### What needs to be done
Output each line of the material exactly as it stands.

__________________________________________________

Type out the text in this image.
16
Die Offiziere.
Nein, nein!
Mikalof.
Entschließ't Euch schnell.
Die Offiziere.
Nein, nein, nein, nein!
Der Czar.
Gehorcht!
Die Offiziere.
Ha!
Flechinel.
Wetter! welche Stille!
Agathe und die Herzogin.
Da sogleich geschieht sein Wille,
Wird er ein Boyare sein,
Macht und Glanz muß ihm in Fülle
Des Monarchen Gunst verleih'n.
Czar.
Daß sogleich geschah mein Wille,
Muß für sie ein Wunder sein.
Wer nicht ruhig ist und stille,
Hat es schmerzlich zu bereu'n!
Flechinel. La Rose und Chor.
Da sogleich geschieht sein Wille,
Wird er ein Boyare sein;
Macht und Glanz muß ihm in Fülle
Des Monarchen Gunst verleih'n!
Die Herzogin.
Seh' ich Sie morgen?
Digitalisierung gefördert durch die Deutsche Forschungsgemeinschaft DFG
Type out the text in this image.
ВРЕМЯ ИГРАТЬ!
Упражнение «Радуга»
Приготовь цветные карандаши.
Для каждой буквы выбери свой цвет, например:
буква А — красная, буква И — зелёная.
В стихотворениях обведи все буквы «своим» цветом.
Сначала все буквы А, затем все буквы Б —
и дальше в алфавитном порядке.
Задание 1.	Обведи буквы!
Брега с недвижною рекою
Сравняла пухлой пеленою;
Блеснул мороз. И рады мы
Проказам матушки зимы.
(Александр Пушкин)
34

__________________________________________________

### Response
Type out the text in this image.
16
Die Offiziere.
Nein, nein!
Mikalof.
Entschließ't Euch schnell.
Die Offiziere.
Nein, nein, nein, nein!
Der Czar.
Gehorcht!
Die Offiziere.
Ha!
Flechinel.
Wetter! welche Stille!
Agathe und die Herzogin.
Da sogleich geschieht sein Wille,
Wird er ein Boyare sein,
Macht und Glanz muß ihm in Fülle
Des Monarchen Gunst verleih'n.
Czar.
Daß sogleich geschah mein Wille,
Muß für sie ein Wunder sein.
Wer nicht ruhig ist und stille,
Hat es schmerzlich zu bereu'n!
Flechinel. La Rose und Chor.
Da sogleich geschieht sein Wille,
Wird er ein Boyare sein;
Macht und Glanz muß ihm in Fülle
Des Monarchen Gunst verleih'n!
Die Herzogin.
Seh' ich Sie morgen?
Digitalisierung gefördert durch die Deutsche Forschungsgemeinschaft DFG
Type out the text in this image.
ВРЕМЯ ИГРАТЬ!
Упражнение «Радуга»
Приготовь цветные карандаши.
Для каждой буквы выбери свой цвет, например:
буква А — красная, буква И — зелёная.
В стихотворениях обведи все буквы «своим» цветом.
Сначала все буквы А, затем все буквы Б —
и дальше в алфавитном порядке.
Задание 1.	Обведи буквы!
Брега с недвижною рекою
Сравняла пухлой пеленою;
Блеснул мороз. И рады мы
Проказам матушки зимы.
(Александр Пушкин)
34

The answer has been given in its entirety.